## Goal
Locate all lines with the word "harness". Copy them.

Saved entries
+ + +

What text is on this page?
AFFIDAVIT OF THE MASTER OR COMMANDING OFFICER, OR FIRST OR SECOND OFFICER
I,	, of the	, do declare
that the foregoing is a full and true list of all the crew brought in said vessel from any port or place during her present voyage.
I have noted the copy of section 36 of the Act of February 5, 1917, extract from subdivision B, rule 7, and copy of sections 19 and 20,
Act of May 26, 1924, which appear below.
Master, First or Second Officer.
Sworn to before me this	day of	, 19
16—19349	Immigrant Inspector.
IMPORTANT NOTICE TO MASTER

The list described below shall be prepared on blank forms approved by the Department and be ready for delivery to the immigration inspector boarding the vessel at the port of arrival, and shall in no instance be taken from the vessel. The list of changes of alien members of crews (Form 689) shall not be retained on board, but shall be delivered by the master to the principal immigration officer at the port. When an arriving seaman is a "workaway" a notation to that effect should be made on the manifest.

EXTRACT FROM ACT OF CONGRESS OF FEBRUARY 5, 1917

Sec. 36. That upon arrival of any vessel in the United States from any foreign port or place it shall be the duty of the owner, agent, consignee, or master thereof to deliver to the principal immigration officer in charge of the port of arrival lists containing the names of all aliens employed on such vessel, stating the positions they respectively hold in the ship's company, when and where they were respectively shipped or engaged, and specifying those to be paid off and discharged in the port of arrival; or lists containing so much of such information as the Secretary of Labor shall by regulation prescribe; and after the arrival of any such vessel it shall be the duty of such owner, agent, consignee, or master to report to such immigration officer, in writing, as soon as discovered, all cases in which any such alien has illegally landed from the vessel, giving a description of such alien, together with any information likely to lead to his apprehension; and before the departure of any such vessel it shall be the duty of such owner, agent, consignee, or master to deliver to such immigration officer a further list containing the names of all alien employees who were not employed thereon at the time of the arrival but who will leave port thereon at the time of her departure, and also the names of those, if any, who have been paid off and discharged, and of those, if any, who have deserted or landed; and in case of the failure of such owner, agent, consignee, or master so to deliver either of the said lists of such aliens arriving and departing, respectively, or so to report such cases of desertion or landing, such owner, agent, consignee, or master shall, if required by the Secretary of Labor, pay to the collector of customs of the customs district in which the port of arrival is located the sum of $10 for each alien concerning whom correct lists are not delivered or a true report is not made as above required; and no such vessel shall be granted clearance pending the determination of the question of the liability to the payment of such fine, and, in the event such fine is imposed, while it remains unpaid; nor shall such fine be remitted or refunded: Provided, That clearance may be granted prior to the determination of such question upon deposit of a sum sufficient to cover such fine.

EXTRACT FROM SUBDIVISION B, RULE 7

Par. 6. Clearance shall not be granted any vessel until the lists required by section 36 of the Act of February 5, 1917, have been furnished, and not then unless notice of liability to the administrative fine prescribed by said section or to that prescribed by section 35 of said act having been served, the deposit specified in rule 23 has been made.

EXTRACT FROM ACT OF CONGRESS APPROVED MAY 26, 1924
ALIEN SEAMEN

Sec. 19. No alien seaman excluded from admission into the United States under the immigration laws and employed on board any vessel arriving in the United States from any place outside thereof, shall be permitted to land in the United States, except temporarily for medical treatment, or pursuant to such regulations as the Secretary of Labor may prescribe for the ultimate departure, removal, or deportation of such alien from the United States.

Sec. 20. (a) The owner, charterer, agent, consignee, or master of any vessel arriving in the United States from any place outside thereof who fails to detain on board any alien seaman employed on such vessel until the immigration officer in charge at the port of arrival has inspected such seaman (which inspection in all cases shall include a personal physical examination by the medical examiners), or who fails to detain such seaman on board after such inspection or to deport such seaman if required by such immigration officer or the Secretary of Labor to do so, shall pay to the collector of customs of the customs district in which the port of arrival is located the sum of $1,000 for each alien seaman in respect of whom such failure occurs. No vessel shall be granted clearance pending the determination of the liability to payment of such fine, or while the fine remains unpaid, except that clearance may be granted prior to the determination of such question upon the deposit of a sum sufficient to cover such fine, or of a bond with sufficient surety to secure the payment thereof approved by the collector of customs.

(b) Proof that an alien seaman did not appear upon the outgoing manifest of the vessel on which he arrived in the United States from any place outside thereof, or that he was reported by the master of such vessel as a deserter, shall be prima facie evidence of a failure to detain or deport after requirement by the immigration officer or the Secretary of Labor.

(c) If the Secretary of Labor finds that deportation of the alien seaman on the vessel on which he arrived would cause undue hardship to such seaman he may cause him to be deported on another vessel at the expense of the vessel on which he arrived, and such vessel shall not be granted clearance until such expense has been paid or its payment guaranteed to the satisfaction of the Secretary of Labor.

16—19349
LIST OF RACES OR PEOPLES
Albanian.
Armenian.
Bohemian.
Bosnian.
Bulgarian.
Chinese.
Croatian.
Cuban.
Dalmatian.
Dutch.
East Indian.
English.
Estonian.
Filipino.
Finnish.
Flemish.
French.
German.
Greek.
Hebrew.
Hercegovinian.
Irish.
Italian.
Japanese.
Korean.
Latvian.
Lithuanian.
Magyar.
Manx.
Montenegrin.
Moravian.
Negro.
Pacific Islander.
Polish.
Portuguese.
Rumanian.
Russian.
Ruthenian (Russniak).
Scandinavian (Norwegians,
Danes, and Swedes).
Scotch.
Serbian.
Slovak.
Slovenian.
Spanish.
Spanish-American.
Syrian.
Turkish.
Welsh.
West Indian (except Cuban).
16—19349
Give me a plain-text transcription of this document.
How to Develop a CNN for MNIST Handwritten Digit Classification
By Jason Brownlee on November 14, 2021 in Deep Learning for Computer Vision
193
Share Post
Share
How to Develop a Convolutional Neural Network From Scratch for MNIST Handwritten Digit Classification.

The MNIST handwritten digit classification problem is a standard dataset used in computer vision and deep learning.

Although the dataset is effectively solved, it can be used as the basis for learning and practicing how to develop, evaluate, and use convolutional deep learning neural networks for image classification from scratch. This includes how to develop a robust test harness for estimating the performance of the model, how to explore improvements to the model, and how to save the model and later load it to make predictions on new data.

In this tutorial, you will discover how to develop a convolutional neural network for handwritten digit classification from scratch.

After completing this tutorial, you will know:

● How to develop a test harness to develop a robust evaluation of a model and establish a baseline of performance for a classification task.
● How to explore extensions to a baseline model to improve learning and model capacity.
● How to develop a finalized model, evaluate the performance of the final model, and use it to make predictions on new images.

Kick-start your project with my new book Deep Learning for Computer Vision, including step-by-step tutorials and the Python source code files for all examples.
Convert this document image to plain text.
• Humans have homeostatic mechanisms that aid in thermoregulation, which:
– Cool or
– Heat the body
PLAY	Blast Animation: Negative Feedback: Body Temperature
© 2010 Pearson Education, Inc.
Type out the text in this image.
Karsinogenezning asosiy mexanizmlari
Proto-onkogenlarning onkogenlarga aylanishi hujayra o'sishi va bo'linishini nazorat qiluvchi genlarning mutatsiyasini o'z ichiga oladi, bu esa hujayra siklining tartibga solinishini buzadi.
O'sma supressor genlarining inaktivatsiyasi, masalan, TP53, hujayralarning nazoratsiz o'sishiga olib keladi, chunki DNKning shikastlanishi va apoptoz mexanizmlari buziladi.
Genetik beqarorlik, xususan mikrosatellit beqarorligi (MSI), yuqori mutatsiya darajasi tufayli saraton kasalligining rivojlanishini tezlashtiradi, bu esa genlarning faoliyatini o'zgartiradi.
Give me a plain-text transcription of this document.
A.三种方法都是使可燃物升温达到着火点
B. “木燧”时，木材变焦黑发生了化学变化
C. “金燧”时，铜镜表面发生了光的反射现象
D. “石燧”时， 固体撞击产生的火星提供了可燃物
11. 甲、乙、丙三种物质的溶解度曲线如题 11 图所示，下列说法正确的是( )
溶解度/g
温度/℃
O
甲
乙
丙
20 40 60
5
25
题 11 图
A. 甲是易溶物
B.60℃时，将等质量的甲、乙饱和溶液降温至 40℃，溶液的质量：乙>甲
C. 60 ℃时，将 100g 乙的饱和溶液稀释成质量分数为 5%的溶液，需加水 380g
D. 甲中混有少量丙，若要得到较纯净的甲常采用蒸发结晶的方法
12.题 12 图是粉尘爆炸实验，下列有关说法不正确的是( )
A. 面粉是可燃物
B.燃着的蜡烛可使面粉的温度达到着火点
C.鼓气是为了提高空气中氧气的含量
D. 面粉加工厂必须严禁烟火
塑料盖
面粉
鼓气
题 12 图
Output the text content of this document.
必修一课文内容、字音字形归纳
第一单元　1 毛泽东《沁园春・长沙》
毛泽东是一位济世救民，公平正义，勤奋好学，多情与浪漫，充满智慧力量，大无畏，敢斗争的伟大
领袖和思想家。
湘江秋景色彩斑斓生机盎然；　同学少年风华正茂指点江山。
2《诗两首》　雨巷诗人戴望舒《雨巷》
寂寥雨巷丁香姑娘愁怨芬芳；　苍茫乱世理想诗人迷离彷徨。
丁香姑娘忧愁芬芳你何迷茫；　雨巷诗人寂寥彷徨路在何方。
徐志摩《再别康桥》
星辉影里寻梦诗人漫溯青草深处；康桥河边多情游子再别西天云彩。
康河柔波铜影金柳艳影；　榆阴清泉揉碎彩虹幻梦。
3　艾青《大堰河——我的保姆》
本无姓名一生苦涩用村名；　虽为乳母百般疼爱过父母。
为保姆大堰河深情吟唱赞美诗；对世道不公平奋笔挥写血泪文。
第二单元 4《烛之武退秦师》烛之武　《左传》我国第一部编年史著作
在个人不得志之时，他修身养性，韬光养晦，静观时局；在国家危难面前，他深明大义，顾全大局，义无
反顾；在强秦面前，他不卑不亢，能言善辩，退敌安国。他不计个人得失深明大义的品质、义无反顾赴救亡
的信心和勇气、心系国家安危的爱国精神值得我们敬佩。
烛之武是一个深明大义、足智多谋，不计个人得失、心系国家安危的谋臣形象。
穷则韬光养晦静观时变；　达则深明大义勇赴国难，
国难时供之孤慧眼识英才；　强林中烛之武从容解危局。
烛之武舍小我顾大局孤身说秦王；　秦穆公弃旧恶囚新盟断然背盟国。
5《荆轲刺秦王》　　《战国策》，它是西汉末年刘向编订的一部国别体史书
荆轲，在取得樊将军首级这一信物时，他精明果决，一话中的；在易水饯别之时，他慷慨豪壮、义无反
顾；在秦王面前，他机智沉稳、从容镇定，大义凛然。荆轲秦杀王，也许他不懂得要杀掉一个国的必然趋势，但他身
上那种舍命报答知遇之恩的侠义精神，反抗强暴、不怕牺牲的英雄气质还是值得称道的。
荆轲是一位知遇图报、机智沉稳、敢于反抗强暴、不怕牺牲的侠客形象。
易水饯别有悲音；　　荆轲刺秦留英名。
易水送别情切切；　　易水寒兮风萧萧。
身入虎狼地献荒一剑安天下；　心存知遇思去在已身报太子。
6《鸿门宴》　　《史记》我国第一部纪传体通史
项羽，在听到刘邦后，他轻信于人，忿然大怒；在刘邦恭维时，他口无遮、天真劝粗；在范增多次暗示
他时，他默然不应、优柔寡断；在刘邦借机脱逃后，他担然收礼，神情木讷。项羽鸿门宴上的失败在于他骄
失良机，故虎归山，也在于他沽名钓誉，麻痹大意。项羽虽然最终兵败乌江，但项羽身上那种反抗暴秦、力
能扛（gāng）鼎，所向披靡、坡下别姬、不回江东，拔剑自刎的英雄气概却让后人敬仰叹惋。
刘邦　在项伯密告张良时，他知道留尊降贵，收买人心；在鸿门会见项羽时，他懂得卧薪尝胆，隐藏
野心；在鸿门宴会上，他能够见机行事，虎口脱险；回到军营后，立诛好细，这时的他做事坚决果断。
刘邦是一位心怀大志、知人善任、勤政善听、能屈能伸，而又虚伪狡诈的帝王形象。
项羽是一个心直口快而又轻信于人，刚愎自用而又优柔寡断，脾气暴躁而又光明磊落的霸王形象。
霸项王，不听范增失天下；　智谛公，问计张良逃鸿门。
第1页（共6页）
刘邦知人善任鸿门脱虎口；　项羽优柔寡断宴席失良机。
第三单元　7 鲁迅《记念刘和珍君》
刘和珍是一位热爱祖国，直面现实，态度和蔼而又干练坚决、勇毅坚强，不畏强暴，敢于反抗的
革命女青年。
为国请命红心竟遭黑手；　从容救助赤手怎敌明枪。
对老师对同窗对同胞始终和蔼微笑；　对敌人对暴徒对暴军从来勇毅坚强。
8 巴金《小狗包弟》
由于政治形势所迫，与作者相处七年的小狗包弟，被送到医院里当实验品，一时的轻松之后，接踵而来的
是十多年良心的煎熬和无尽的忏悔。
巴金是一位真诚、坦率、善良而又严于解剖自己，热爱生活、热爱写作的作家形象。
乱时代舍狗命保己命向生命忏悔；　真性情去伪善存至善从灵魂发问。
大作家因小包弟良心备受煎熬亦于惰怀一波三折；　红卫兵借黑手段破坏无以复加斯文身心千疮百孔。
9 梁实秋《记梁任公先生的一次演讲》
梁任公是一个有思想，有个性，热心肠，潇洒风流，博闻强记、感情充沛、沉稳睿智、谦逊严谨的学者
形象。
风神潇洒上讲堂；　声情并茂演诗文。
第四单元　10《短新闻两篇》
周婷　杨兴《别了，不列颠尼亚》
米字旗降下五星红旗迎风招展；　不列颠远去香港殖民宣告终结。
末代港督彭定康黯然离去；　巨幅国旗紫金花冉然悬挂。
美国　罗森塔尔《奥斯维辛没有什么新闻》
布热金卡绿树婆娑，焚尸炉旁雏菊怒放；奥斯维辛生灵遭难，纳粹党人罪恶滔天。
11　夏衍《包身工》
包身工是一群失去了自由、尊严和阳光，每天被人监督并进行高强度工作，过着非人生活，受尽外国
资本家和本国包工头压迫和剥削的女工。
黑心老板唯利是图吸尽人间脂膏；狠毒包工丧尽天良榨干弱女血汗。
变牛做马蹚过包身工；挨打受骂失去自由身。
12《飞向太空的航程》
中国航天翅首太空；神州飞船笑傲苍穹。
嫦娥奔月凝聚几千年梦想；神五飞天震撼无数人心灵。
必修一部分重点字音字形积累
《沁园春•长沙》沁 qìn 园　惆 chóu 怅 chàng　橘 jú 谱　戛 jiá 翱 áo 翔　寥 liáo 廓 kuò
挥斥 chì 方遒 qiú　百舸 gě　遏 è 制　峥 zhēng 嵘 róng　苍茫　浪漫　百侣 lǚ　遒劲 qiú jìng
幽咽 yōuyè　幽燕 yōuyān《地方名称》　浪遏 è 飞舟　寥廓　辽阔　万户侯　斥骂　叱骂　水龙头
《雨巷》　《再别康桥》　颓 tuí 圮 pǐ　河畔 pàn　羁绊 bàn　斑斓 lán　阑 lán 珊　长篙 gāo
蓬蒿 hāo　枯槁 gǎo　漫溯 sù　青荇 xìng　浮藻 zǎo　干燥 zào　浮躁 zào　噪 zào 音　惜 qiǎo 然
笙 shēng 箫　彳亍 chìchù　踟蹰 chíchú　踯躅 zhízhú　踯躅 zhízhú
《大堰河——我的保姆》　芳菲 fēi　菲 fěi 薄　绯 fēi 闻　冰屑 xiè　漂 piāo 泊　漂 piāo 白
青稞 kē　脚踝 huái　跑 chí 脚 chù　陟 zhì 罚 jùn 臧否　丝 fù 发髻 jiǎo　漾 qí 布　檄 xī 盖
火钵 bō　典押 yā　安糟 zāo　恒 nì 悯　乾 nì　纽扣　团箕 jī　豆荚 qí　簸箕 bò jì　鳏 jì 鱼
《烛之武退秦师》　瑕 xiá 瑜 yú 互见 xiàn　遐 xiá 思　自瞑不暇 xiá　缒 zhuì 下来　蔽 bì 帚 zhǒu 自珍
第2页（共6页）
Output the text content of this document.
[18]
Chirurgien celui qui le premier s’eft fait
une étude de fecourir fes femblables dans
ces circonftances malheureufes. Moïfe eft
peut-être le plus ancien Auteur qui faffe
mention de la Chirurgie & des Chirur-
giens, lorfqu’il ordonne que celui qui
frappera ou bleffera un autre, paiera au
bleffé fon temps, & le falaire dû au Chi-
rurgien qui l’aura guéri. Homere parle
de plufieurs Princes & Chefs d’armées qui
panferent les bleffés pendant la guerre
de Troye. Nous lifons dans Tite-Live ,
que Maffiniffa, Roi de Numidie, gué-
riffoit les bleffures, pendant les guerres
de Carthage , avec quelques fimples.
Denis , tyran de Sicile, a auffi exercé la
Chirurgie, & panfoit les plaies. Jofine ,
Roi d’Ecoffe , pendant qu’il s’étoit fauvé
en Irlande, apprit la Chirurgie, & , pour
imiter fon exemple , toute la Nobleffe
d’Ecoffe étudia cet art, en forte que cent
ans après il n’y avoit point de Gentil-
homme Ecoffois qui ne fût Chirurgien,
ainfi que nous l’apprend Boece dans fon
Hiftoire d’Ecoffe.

+ + +

## The output
Although the dataset is effectively solved, it can be used as the basis for learning and practicing how to develop, evaluate, and use convolutional deep learning neural networks for image classification from scratch. This includes how to develop a robust test harness for estimating the performance of the model, how to explore improvements to the model, and how to save the model and later load it to make predictions on new data.
● How to develop a test harness to develop a robust evaluation of a model and establish a baseline of performance for a classification task.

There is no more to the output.